EXERCISE AIM: Quote every line as written. Omit pictures.

--- Begin EXERCISE MATERIALS ---

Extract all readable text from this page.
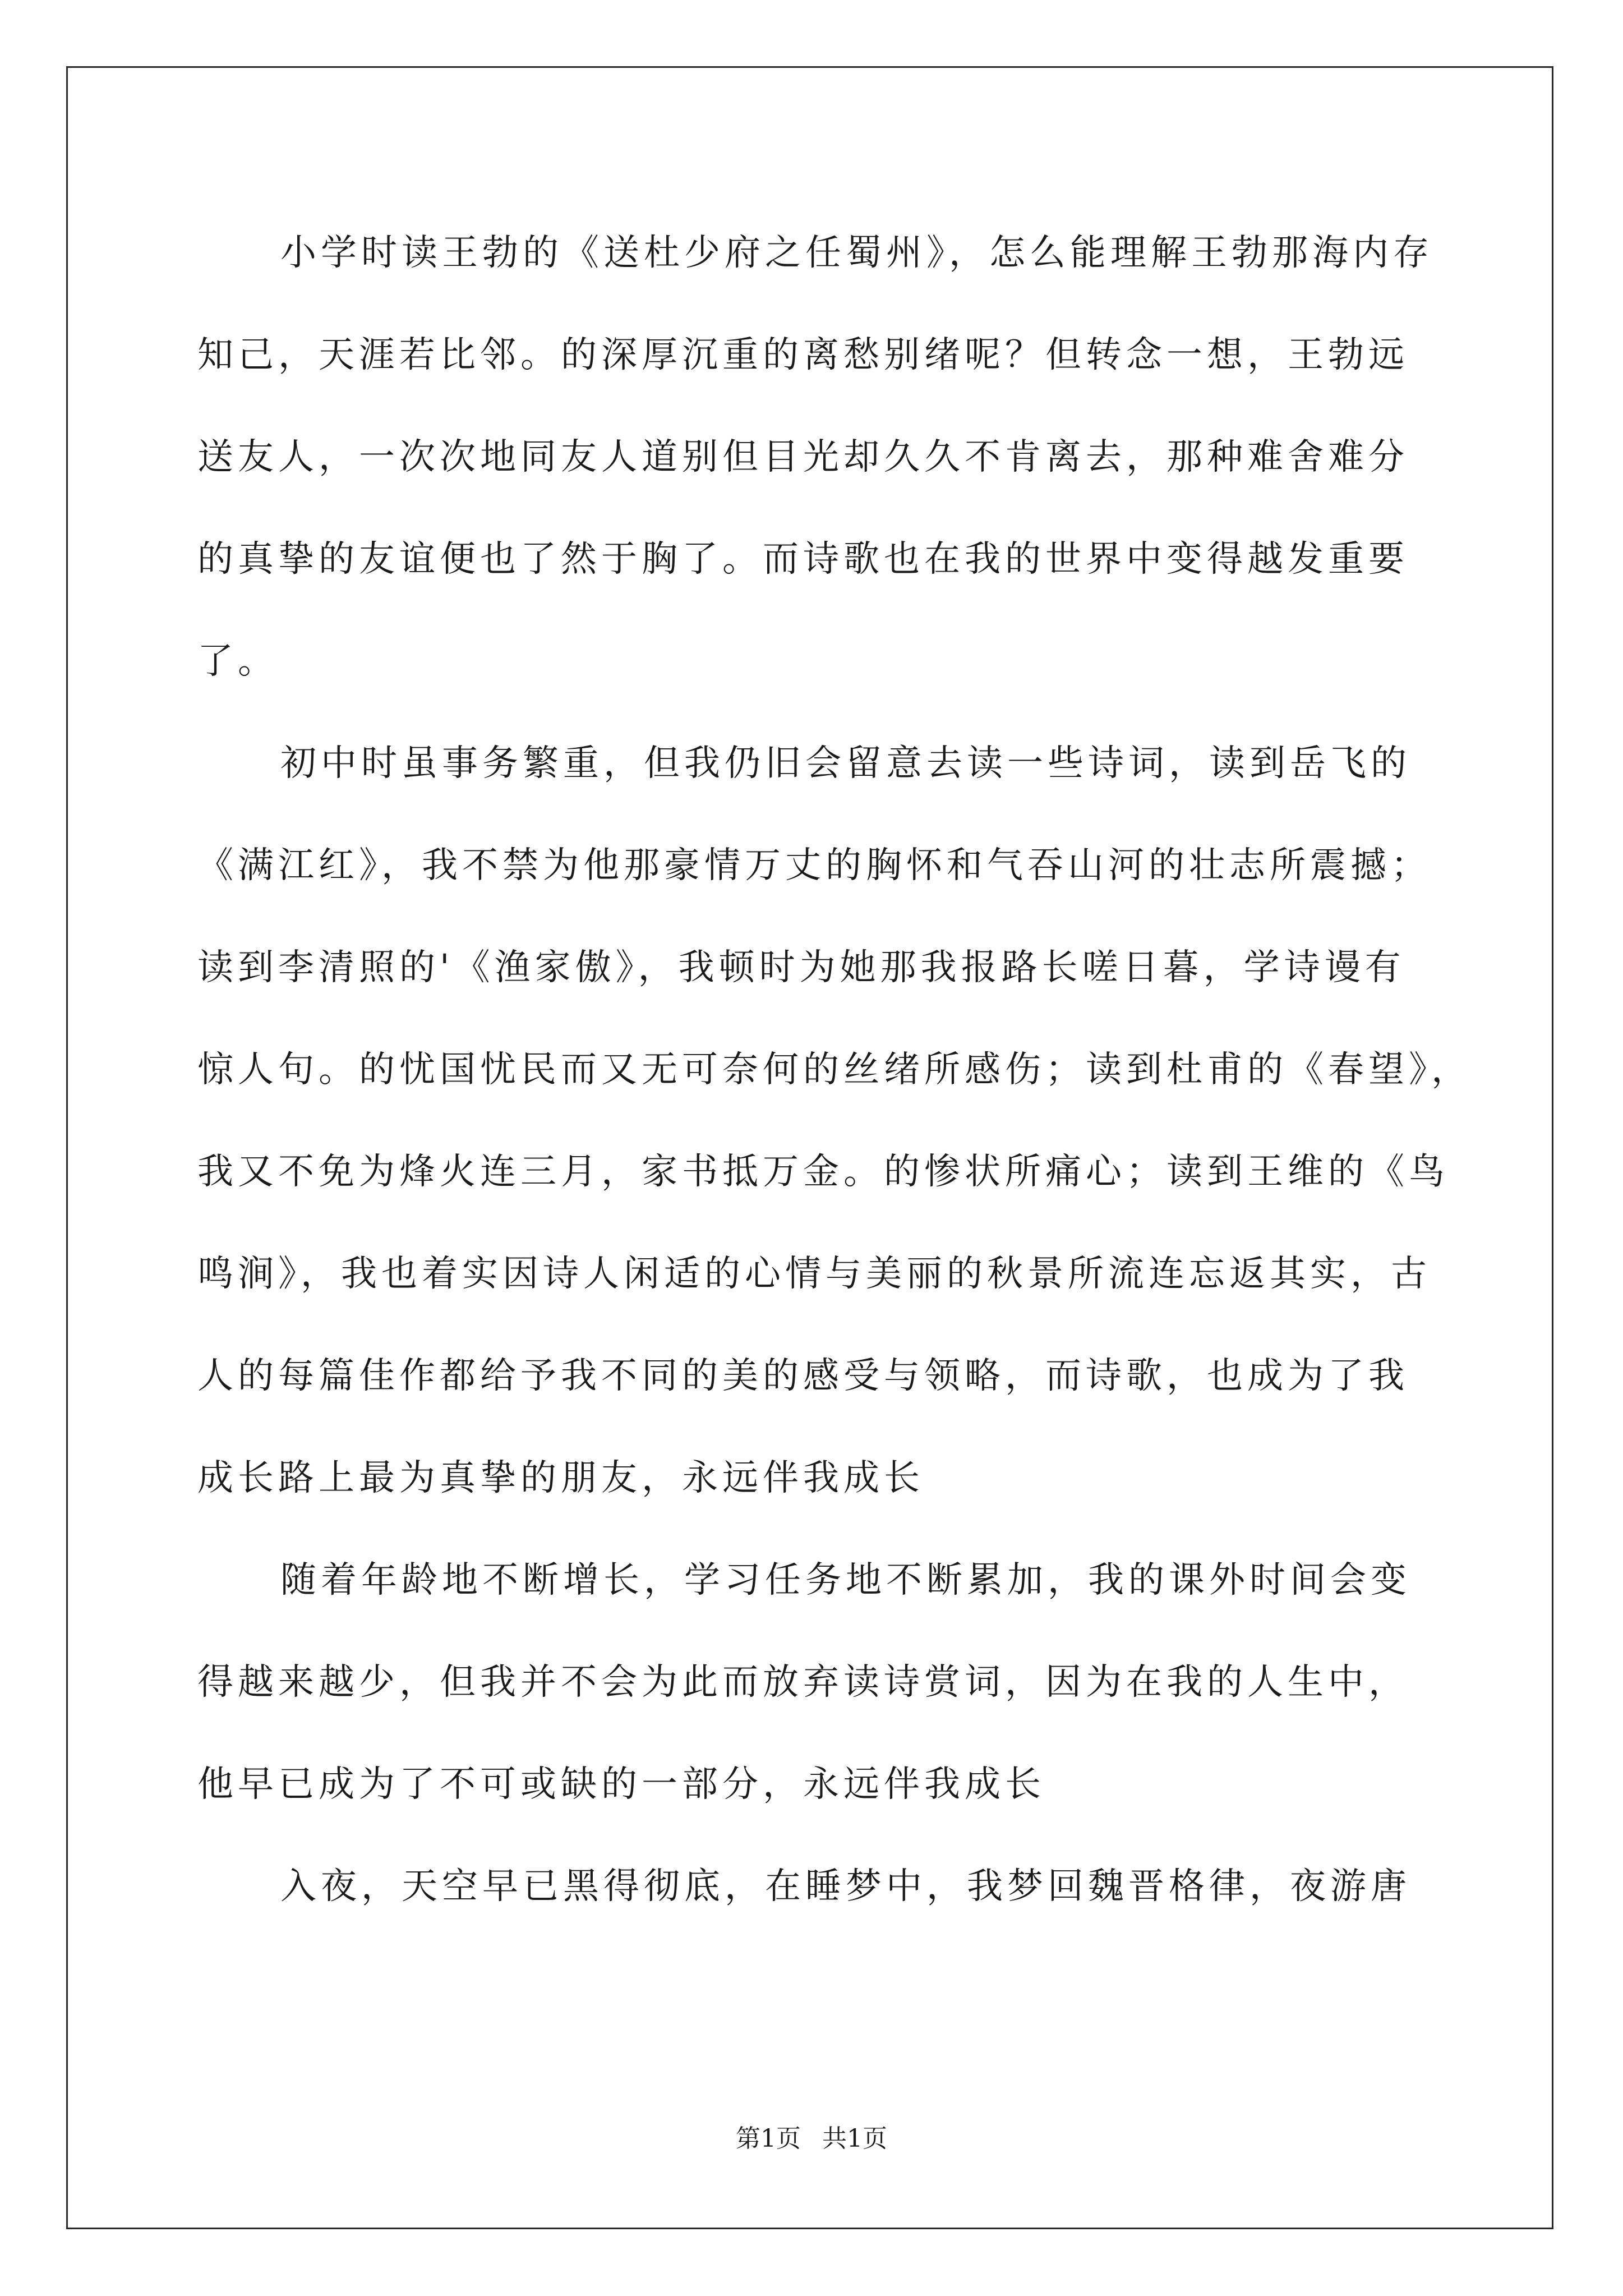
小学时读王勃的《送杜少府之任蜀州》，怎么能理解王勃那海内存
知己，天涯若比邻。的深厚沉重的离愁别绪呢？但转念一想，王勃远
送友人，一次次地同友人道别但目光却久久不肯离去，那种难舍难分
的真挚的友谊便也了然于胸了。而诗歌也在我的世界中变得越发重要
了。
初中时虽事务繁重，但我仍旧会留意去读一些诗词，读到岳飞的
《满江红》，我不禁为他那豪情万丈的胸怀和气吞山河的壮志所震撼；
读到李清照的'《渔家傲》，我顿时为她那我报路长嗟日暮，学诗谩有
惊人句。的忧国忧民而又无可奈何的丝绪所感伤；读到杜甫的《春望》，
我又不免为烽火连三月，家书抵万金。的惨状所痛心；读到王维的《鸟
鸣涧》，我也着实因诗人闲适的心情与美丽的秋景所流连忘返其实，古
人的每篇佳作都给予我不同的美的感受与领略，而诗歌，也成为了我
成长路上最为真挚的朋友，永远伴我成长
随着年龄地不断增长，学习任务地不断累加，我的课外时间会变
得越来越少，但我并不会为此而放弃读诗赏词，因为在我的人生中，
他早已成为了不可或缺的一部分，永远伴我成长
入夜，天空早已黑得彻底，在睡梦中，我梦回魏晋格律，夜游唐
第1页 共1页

--- End EXERCISE MATERIALS ---

WRITTEN REPLY:
Extract all readable text from this page.
小学时读王勃的《送杜少府之任蜀州》，怎么能理解王勃那海内存
知己，天涯若比邻。的深厚沉重的离愁别绪呢？但转念一想，王勃远
送友人，一次次地同友人道别但目光却久久不肯离去，那种难舍难分
的真挚的友谊便也了然于胸了。而诗歌也在我的世界中变得越发重要
了。
初中时虽事务繁重，但我仍旧会留意去读一些诗词，读到岳飞的
《满江红》，我不禁为他那豪情万丈的胸怀和气吞山河的壮志所震撼；
读到李清照的'《渔家傲》，我顿时为她那我报路长嗟日暮，学诗谩有
惊人句。的忧国忧民而又无可奈何的丝绪所感伤；读到杜甫的《春望》，
我又不免为烽火连三月，家书抵万金。的惨状所痛心；读到王维的《鸟
鸣涧》，我也着实因诗人闲适的心情与美丽的秋景所流连忘返其实，古
人的每篇佳作都给予我不同的美的感受与领略，而诗歌，也成为了我
成长路上最为真挚的朋友，永远伴我成长
随着年龄地不断增长，学习任务地不断累加，我的课外时间会变
得越来越少，但我并不会为此而放弃读诗赏词，因为在我的人生中，
他早已成为了不可或缺的一部分，永远伴我成长
入夜，天空早已黑得彻底，在睡梦中，我梦回魏晋格律，夜游唐
第1页 共1页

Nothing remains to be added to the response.